> _WORK INSTRUCTIONS_
Transcribe the passage of the risk-of-ruin message below that lies between "The book gives" and "a good source.", inclusive.

They state Risk of Ruin R is equal the quantity of 1- A divided by the
quantity 1+ A and with this result raised to the power of C. The letter A
represents the traders advantage expressed in decimal form. For example if
one might expect to be successfully .55 of all his trades. C is equal the
number of units he breaks up his capital for trading units. For example if
you risk 5% of your total capital in each trade C = 20.

The book gives an example of A = .10 the traders advantage, using 25% of his
capital on each trade makes C = 4. Thus [(1-.1)/(1+.1)]raised to the fourth
power provides .45. This means that the trader risks are 45% of eventual
ruin. It can be shown that using a smaller fraction of ones capital for each
trade will decrease possibility of ruin.

The book references "An Introduction to Probability Theory" by William
Feller 1957 as a good source.

-----Original Message-----
From: owner-metastock@xxxxxxxxxxxxx
[mailto:owner-metastock@xxxxxxxxxxxxx]On Behalf Of Guy Tann
Sent: Tuesday, June 27, 2000 5:13 PM
To: metastock@xxxxxxxxxxxxx
Subject: RE: Risk of ruin, amount per trade formula?


Mike

We used the Vince book.  Seems to work for us.  We discovered that we were
running a 100% risk of ruin.  We modified our methodology and went to a 0%
risk of ruin.  You wouldn't think there would be that big a difference
between investing 50% of your capital and 33%, but our account balances have
proven it out. :)

Guy

Paranoia...you only have to be right once to make it all worthwhile!

> _MATERIAL_
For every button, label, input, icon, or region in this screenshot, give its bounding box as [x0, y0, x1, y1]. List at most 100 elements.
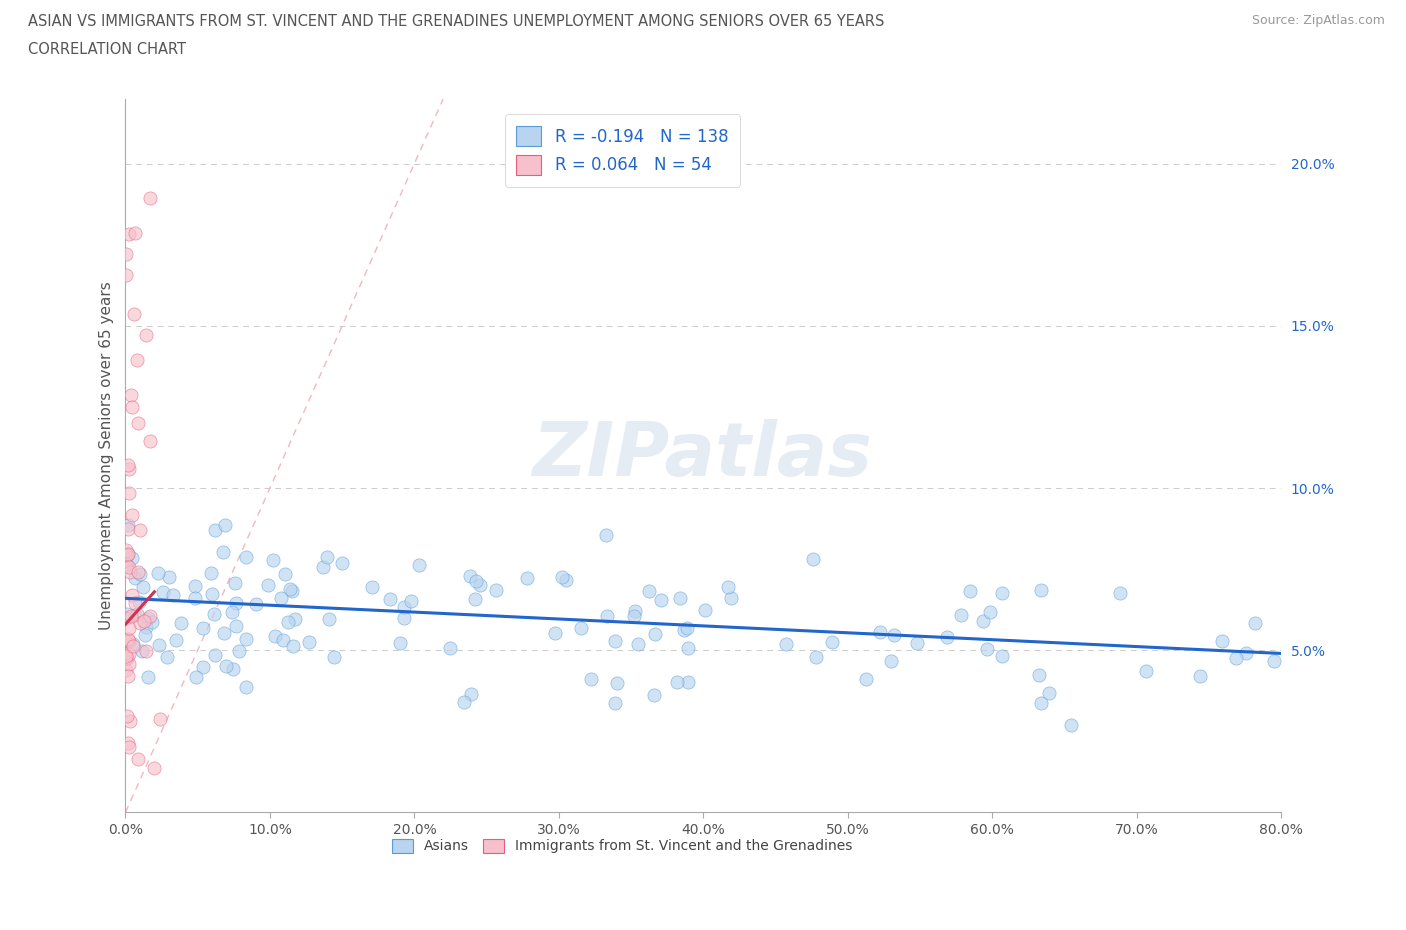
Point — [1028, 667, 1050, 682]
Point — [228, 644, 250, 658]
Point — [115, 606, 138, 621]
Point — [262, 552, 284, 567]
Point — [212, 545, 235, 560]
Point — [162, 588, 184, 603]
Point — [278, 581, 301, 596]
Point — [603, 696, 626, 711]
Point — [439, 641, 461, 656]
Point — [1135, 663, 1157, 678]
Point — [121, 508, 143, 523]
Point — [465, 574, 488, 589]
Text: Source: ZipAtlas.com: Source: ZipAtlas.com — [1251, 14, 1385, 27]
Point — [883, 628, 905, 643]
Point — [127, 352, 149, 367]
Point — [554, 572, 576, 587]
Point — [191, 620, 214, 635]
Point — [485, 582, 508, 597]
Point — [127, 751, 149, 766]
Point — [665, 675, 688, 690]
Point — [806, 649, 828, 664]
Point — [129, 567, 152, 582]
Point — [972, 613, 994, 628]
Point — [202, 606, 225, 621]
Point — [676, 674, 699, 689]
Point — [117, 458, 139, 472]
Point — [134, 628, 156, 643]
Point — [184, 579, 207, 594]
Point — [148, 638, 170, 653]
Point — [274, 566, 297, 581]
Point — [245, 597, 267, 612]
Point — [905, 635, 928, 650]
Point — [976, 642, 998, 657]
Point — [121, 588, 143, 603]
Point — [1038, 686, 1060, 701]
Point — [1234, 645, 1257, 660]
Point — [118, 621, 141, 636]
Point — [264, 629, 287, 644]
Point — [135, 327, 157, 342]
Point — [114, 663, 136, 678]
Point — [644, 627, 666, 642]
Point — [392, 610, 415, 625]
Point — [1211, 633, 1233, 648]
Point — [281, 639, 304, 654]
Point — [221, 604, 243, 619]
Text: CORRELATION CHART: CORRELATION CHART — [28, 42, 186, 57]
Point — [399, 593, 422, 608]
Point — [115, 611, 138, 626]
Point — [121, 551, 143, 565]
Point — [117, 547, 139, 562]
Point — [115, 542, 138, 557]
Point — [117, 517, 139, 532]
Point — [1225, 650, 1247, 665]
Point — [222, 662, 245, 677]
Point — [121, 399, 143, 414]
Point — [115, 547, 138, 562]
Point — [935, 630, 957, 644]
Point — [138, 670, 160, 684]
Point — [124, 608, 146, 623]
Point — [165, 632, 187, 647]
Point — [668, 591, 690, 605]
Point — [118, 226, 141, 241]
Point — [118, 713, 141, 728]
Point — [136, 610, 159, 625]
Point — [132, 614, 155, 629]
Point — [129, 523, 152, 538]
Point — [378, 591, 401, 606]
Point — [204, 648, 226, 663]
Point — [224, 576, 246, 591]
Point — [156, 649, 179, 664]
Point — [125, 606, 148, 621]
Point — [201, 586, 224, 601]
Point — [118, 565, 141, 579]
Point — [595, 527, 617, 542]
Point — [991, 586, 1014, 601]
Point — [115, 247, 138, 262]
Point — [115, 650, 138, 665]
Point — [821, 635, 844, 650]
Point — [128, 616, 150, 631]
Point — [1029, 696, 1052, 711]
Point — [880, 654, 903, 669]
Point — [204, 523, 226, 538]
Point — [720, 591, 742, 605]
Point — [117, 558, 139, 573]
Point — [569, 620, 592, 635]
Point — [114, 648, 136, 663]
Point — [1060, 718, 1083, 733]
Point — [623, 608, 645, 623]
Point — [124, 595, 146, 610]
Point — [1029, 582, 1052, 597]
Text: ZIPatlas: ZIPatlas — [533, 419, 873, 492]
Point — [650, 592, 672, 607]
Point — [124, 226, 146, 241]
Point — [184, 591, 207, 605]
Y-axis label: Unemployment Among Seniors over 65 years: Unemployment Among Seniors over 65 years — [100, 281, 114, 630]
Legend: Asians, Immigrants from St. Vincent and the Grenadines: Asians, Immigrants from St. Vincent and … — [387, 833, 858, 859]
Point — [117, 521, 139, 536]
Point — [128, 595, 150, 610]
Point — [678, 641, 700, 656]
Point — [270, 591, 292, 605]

--

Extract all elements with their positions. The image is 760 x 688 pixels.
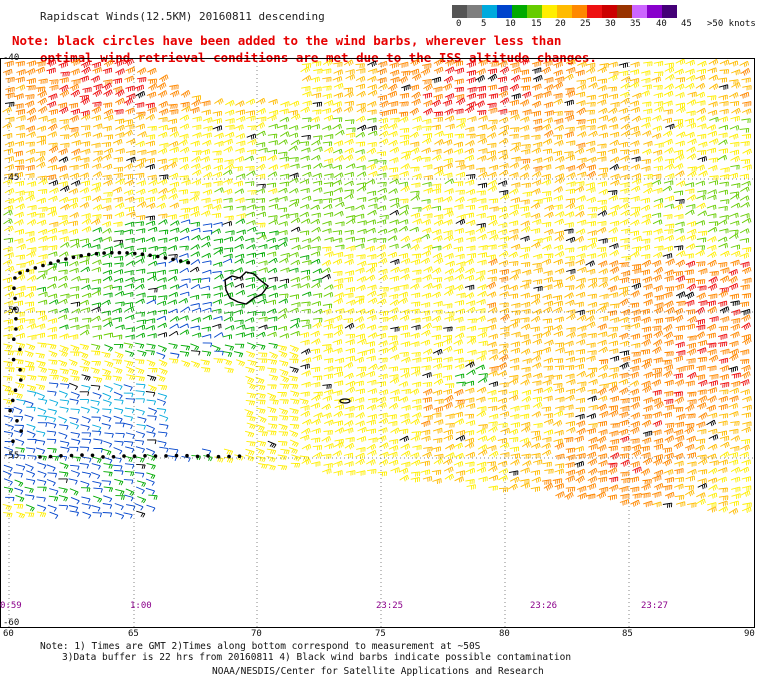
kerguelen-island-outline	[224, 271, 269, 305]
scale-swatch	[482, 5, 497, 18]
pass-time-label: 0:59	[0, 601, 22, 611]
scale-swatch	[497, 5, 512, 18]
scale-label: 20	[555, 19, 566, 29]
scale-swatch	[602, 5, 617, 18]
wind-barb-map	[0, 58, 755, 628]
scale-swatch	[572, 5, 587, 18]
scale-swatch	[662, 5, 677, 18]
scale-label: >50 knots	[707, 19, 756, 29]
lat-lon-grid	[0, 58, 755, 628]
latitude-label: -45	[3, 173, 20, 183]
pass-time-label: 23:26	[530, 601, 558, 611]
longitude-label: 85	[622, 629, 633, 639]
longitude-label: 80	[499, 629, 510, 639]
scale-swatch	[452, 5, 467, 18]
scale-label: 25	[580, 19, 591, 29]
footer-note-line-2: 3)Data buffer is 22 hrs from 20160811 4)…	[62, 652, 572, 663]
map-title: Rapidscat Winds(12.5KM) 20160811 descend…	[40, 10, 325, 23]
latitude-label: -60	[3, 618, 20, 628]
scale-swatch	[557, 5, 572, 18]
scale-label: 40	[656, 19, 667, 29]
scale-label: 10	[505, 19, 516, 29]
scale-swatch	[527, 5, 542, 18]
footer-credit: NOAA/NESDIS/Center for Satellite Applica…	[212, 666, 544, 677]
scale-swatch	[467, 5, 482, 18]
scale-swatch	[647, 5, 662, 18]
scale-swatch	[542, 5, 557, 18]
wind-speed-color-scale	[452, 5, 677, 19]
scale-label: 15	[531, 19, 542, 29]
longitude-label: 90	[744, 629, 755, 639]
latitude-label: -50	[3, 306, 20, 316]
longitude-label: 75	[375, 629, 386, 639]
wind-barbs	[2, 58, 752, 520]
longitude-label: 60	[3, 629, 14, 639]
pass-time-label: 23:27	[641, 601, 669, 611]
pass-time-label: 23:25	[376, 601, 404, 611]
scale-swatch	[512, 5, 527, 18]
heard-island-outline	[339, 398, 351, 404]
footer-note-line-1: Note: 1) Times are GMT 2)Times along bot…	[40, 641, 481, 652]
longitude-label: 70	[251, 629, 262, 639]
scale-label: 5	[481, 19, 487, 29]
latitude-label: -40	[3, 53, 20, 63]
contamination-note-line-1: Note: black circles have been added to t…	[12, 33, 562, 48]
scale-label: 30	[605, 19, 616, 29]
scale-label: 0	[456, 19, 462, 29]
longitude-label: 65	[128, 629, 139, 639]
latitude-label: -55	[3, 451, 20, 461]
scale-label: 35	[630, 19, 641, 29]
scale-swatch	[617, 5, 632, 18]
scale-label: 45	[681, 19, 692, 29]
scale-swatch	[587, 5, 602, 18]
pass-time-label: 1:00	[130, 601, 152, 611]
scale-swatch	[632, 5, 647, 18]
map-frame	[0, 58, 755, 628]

...

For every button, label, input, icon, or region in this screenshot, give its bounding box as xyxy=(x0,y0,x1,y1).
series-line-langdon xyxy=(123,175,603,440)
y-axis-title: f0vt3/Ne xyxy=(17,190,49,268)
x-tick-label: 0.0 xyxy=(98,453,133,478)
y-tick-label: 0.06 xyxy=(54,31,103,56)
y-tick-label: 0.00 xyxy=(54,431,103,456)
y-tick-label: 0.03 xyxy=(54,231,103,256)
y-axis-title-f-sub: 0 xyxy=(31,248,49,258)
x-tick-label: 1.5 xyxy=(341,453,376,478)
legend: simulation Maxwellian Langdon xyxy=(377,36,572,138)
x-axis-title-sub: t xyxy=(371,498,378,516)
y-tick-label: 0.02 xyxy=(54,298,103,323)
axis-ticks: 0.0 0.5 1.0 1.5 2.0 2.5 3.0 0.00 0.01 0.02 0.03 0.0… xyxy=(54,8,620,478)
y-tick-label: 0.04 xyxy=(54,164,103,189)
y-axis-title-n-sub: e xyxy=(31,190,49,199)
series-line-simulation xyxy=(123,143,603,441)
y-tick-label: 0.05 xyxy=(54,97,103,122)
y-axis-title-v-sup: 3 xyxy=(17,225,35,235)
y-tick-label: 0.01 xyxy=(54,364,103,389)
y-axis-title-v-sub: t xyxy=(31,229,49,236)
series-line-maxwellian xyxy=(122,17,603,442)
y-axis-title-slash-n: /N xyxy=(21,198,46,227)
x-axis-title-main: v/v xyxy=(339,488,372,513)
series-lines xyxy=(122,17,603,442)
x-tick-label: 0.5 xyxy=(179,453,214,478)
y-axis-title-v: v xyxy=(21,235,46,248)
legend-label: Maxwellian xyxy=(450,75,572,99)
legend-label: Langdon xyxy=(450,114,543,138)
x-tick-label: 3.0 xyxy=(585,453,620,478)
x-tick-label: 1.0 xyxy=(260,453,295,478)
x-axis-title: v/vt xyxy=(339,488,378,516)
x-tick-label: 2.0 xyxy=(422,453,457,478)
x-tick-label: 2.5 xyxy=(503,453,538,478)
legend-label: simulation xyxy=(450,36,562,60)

> _RESPONSE BELOW_
The book gives an example of A = .10 the traders advantage, using 25% of his
capital on each trade makes C = 4. Thus [(1-.1)/(1+.1)]raised to the fourth
power provides .45. This means that the trader risks are 45% of eventual
ruin. It can be shown that using a smaller fraction of ones capital for each
trade will decrease possibility of ruin.

The book references "An Introduction to Probability Theory" by William
Feller 1957 as a good source.